De stilte voor de val
14-8-2025
Het net sluit zich: de ‘invisible hand’… olie, de verdwijntruc en het einde van Houdini
Door Gerard d’Olivat.
Dit is niet weer een voorspelling over de piek in de olieproductie. Het is een forensische analyse van de cijfers, de fysica en de illusies die de mondiale energiesector bijeenhouden. Zie het als Houdini’s laatste grote ontsnapping, maar dan is de truc echt en staat de uitkomst vast.
De stilte voor de val
Het circus is in volle gang. De lichten zijn fel, het zaagsel geurt, en in het midden van de piste ligt Houdini. Geboeid, geketend, opgesloten in een kist die langzaam wordt neergelaten in een watertank. Het publiek houdt de adem in. Iedereen weet: deze man ontsnapt altijd. Altijd !
In 2025 zitten we op diezelfde tribune. De olieprijzen zijn redelijk stabiel, de headlines blijven volstromen met veelbelovende vondsten in verre zeeën en exotische landen: Guyana, Namibië, Suriname. Techneuten en ministers beloven nieuwe productietechnieken, slimme boorplatforms, en raffinaderijen die ‘klaar zijn voor de toekomst’. Het publiek – wij allemaal – knikt. Natuurlijk komt er een uitweg. Er is altijd een uitweg.
Maar wie beter kijkt, ziet iets anders. Het touw waarmee Houdini vastzit, wordt ongemerkt strakker. Er zijn geen megavelden meer zoals in de jaren zestig. Wat er nu gevonden wordt, is klein, versnipperd, vaak technisch riskant en financieel wankel. Het lijkt alsof de act nog in volle gang is, maar in werkelijkheid is het aftellen al begonnen.
De wiskunde van krimp
Laten we de illusie even onderbreken met een simpel rekensommetje. Nieuwe vondsten leveren wereldwijd nog maar 2 tot 5 procent op van wat we in een jaar verbruiken. Bestaande olievelden lopen ondertussen door exploitatie leeg met zo’n 4 procent per jaar – de natuurlijke depletie.

§ Recordfragmenten:
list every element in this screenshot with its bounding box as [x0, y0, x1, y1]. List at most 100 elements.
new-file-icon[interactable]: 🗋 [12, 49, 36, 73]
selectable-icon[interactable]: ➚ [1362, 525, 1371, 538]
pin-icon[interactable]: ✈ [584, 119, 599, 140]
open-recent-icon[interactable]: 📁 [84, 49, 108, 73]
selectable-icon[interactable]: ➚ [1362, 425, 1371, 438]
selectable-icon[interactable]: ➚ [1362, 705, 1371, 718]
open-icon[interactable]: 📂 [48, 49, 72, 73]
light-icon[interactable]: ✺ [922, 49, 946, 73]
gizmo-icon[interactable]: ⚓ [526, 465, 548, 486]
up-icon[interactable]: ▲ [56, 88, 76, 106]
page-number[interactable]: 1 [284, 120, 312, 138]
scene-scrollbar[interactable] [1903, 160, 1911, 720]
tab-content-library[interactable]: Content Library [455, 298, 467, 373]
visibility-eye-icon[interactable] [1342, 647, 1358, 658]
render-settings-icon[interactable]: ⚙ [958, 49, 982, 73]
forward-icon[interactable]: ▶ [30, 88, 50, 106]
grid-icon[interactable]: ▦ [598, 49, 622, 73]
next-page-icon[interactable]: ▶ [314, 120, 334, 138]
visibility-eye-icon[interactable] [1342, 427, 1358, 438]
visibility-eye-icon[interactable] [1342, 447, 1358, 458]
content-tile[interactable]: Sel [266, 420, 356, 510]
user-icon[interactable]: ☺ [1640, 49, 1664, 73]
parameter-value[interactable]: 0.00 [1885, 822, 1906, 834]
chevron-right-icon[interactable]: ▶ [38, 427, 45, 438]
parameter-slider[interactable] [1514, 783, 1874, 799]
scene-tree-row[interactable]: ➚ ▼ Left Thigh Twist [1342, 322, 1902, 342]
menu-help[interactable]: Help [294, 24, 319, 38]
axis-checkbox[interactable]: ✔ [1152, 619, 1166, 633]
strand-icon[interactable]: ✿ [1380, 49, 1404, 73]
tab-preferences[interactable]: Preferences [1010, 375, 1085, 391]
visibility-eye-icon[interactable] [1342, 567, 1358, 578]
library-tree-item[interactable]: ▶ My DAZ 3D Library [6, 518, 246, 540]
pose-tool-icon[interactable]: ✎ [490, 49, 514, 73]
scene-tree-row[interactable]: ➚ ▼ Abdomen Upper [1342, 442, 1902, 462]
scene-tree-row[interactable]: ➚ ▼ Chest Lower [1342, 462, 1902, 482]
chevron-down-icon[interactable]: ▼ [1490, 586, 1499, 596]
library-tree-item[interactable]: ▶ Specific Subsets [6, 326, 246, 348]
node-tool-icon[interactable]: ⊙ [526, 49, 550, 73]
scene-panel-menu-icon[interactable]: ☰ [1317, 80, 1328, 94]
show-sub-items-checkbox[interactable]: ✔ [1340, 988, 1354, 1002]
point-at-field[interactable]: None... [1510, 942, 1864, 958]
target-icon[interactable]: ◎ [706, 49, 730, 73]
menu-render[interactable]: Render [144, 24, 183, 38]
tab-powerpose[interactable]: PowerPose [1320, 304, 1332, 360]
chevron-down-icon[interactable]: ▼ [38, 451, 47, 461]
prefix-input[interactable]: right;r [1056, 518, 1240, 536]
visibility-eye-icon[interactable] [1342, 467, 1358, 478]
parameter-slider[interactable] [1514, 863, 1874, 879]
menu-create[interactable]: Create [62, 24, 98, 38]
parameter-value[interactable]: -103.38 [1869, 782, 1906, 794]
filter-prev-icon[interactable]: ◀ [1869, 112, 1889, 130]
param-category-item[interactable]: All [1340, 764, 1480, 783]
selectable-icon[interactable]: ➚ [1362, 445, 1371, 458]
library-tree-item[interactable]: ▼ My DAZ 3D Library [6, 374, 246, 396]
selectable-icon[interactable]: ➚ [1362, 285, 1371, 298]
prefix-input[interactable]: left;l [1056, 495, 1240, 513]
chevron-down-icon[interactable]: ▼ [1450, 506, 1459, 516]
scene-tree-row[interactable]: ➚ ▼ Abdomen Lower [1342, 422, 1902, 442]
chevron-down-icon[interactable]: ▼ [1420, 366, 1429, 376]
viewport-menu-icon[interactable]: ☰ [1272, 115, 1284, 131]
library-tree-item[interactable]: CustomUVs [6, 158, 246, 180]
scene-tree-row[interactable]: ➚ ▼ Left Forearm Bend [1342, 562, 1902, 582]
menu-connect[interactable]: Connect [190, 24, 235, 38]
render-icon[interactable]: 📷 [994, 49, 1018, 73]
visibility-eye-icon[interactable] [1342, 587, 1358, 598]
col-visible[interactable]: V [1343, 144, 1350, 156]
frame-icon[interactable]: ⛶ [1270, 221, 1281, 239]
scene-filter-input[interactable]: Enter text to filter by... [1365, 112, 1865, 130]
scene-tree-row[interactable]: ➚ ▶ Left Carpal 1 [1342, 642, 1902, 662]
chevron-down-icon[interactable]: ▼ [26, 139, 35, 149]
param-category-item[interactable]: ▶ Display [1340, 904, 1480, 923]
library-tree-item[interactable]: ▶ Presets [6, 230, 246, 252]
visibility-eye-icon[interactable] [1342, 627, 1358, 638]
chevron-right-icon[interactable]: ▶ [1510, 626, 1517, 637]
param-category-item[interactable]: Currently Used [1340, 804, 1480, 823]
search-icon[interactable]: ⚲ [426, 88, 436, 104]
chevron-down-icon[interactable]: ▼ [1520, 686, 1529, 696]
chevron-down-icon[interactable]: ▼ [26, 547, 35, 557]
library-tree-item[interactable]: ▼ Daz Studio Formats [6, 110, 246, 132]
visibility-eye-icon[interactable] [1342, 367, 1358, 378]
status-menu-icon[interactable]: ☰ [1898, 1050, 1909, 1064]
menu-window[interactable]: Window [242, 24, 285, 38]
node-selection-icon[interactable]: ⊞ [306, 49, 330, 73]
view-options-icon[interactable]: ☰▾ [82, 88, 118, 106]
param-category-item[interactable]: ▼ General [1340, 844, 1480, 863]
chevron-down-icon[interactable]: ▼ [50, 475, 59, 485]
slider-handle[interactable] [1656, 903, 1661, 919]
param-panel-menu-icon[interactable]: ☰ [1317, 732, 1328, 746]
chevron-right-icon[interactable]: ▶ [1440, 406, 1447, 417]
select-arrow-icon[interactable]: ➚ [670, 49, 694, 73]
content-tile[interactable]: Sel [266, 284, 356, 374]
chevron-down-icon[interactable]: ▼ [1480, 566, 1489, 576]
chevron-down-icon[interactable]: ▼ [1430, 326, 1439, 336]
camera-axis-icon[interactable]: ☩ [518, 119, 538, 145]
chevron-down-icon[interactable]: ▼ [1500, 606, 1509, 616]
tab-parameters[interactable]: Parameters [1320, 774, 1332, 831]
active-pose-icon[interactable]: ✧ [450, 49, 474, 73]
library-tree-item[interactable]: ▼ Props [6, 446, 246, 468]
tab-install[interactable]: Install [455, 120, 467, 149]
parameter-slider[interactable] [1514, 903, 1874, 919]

§ Doel opdracht:
Schrijf het stuk van de tekst over olie en Houdini letterlijk over, van "Dit is niet" tot en met "de uitkomst vast.".

§ Juiste antwoord:
Dit is niet weer een voorspelling over de piek in de olieproductie. Het is een forensische analyse van de cijfers, de fysica en de illusies die de mondiale energiesector bijeenhouden. Zie het als Houdini’s laatste grote ontsnapping, maar dan is de truc echt en staat de uitkomst vast.